DIRECTION:
Your task is to copy every record exactly.

TASK DATA:
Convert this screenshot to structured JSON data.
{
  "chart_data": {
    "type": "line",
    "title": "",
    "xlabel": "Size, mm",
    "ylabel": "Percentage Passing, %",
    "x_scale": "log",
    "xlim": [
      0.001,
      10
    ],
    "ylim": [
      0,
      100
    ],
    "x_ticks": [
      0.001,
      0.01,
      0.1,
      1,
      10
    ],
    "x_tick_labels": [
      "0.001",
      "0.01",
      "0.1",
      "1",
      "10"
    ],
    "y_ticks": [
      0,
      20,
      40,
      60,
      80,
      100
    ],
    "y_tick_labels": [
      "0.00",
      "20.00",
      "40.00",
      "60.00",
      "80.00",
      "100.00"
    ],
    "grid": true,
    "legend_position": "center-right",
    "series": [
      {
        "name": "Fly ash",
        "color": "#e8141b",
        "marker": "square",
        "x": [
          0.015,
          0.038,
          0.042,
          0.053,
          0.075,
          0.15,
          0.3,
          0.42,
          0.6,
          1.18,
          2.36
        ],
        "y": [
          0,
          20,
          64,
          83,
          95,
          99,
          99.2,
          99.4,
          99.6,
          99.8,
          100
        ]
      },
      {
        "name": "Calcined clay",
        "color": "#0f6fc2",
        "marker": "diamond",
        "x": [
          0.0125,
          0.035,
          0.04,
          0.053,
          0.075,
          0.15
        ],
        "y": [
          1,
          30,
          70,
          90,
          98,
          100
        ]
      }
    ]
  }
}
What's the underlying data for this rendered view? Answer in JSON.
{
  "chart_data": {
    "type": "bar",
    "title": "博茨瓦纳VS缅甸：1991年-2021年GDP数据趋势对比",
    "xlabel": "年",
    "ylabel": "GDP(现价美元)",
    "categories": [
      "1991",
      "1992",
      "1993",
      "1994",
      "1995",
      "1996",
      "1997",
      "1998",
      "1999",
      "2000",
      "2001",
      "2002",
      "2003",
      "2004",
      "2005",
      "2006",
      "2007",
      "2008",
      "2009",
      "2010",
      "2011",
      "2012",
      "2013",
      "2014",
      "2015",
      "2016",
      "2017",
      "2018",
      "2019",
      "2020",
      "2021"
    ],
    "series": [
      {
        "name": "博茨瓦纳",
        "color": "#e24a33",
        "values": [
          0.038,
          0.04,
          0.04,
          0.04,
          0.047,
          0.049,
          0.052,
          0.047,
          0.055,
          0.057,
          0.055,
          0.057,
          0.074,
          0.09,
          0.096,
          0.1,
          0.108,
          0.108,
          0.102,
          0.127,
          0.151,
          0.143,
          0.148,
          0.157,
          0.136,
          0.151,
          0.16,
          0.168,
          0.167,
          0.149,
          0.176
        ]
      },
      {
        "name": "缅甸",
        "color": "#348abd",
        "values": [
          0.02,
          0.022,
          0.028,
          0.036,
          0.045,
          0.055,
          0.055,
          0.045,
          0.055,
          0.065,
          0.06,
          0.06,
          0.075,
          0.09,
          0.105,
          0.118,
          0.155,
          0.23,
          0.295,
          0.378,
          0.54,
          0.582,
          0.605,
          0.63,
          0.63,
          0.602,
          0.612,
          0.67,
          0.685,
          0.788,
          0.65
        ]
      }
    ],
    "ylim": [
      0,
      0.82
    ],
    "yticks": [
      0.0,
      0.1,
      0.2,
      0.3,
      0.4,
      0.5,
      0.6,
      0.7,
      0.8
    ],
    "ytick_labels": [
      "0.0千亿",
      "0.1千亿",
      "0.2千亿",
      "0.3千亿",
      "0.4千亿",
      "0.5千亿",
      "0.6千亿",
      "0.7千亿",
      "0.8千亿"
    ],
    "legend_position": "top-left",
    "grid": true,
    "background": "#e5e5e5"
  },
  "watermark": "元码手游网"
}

RESPONSE TO THIS TASK:
Convert this screenshot to structured JSON data.
{
  "chart_data": {
    "type": "line",
    "title": "",
    "xlabel": "Size, mm",
    "ylabel": "Percentage Passing, %",
    "x_scale": "log",
    "xlim": [
      0.001,
      10
    ],
    "ylim": [
      0,
      100
    ],
    "x_ticks": [
      0.001,
      0.01,
      0.1,
      1,
      10
    ],
    "x_tick_labels": [
      "0.001",
      "0.01",
      "0.1",
      "1",
      "10"
    ],
    "y_ticks": [
      0,
      20,
      40,
      60,
      80,
      100
    ],
    "y_tick_labels": [
      "0.00",
      "20.00",
      "40.00",
      "60.00",
      "80.00",
      "100.00"
    ],
    "grid": true,
    "legend_position": "center-right",
    "series": [
      {
        "name": "Fly ash",
        "color": "#e8141b",
        "marker": "square",
        "x": [
          0.015,
          0.038,
          0.042,
          0.053,
          0.075,
          0.15,
          0.3,
          0.42,
          0.6,
          1.18,
          2.36
        ],
        "y": [
          0,
          20,
          64,
          83,
          95,
          99,
          99.2,
          99.4,
          99.6,
          99.8,
          100
        ]
      },
      {
        "name": "Calcined clay",
        "color": "#0f6fc2",
        "marker": "diamond",
        "x": [
          0.0125,
          0.035,
          0.04,
          0.053,
          0.075,
          0.15
        ],
        "y": [
          1,
          30,
          70,
          90,
          98,
          100
        ]
      }
    ]
  }
}
What's the underlying data for this rendered view? Answer in JSON.
{
  "chart_data": {
    "type": "bar",
    "title": "博茨瓦纳VS缅甸：1991年-2021年GDP数据趋势对比",
    "xlabel": "年",
    "ylabel": "GDP(现价美元)",
    "categories": [
      "1991",
      "1992",
      "1993",
      "1994",
      "1995",
      "1996",
      "1997",
      "1998",
      "1999",
      "2000",
      "2001",
      "2002",
      "2003",
      "2004",
      "2005",
      "2006",
      "2007",
      "2008",
      "2009",
      "2010",
      "2011",
      "2012",
      "2013",
      "2014",
      "2015",
      "2016",
      "2017",
      "2018",
      "2019",
      "2020",
      "2021"
    ],
    "series": [
      {
        "name": "博茨瓦纳",
        "color": "#e24a33",
        "values": [
          0.038,
          0.04,
          0.04,
          0.04,
          0.047,
          0.049,
          0.052,
          0.047,
          0.055,
          0.057,
          0.055,
          0.057,
          0.074,
          0.09,
          0.096,
          0.1,
          0.108,
          0.108,
          0.102,
          0.127,
          0.151,
          0.143,
          0.148,
          0.157,
          0.136,
          0.151,
          0.16,
          0.168,
          0.167,
          0.149,
          0.176
        ]
      },
      {
        "name": "缅甸",
        "color": "#348abd",
        "values": [
          0.02,
          0.022,
          0.028,
          0.036,
          0.045,
          0.055,
          0.055,
          0.045,
          0.055,
          0.065,
          0.06,
          0.06,
          0.075,
          0.09,
          0.105,
          0.118,
          0.155,
          0.23,
          0.295,
          0.378,
          0.54,
          0.582,
          0.605,
          0.63,
          0.63,
          0.602,
          0.612,
          0.67,
          0.685,
          0.788,
          0.65
        ]
      }
    ],
    "ylim": [
      0,
      0.82
    ],
    "yticks": [
      0.0,
      0.1,
      0.2,
      0.3,
      0.4,
      0.5,
      0.6,
      0.7,
      0.8
    ],
    "ytick_labels": [
      "0.0千亿",
      "0.1千亿",
      "0.2千亿",
      "0.3千亿",
      "0.4千亿",
      "0.5千亿",
      "0.6千亿",
      "0.7千亿",
      "0.8千亿"
    ],
    "legend_position": "top-left",
    "grid": true,
    "background": "#e5e5e5"
  },
  "watermark": "元码手游网"
}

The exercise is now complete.